TASK GOAL:
Exactly as they appear, output all of the records. Skip any images.
★ ★ ★ ★ ★
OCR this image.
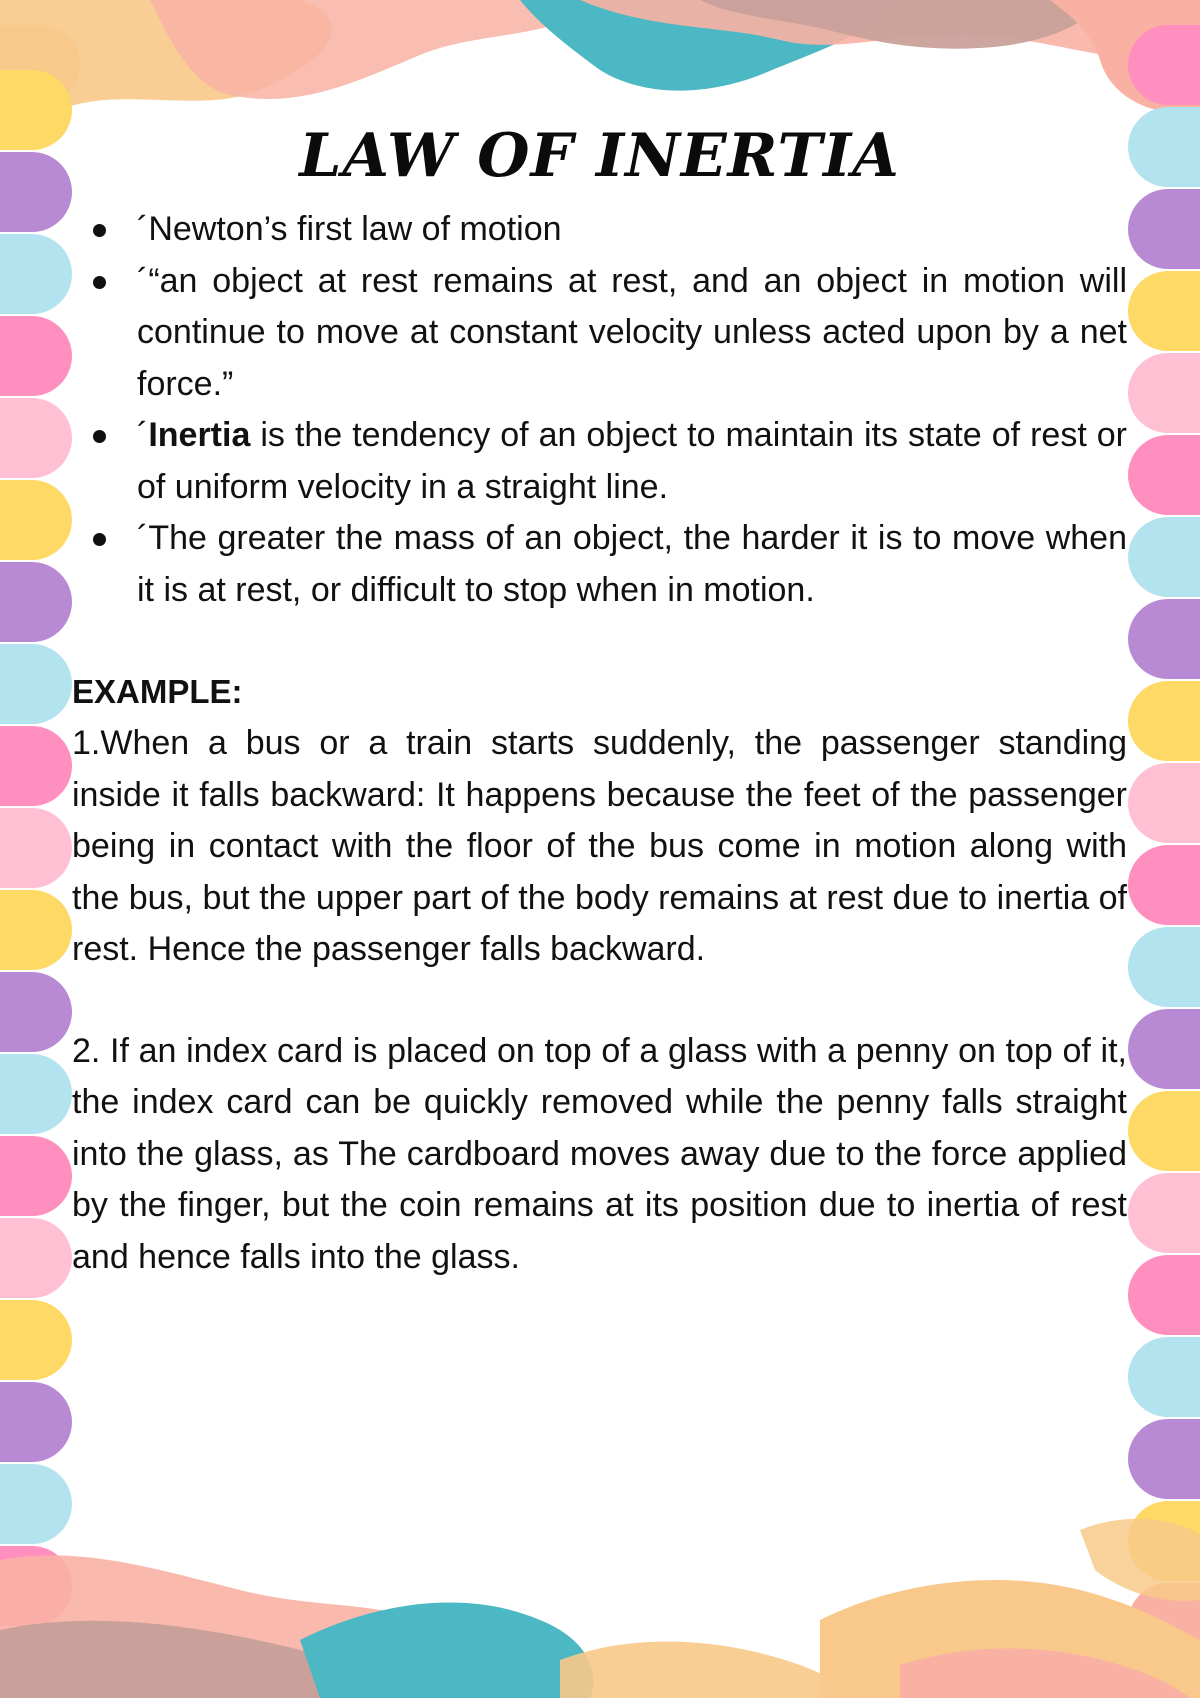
LAW OF INERTIA
´Newton’s first law of motion
´“an object at rest remains at rest, and an object in motion will continue to move at constant velocity unless acted upon by a net force.”
´Inertia is the tendency of an object to maintain its state of rest or of uniform velocity in a straight line.
´The greater the mass of an object, the harder it is to move when it is at rest, or difficult to stop when in motion.
EXAMPLE:

1.When a bus or a train starts suddenly, the passenger standing inside it falls backward: It happens because the feet of the passenger being in contact with the floor of the bus come in motion along with the bus, but the upper part of the body remains at rest due to inertia of rest. Hence the passenger falls backward.

2. If an index card is placed on top of a glass with a penny on top of it, the index card can be quickly removed while the penny falls straight into the glass, as The cardboard moves away due to the force applied by the finger, but the coin remains at its position due to inertia of rest and hence falls into the glass.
★ ★ ★ ★ ★
RIGHT ANSWER:
OCR this image.
LAW OF INERTIA
´Newton’s first law of motion
´“an object at rest remains at rest, and an object in motion will continue to move at constant velocity unless acted upon by a net force.”
´Inertia is the tendency of an object to maintain its state of rest or of uniform velocity in a straight line.
´The greater the mass of an object, the harder it is to move when it is at rest, or difficult to stop when in motion.
EXAMPLE:

1.When a bus or a train starts suddenly, the passenger standing inside it falls backward: It happens because the feet of the passenger being in contact with the floor of the bus come in motion along with the bus, but the upper part of the body remains at rest due to inertia of rest. Hence the passenger falls backward.

2. If an index card is placed on top of a glass with a penny on top of it, the index card can be quickly removed while the penny falls straight into the glass, as The cardboard moves away due to the force applied by the finger, but the coin remains at its position due to inertia of rest and hence falls into the glass.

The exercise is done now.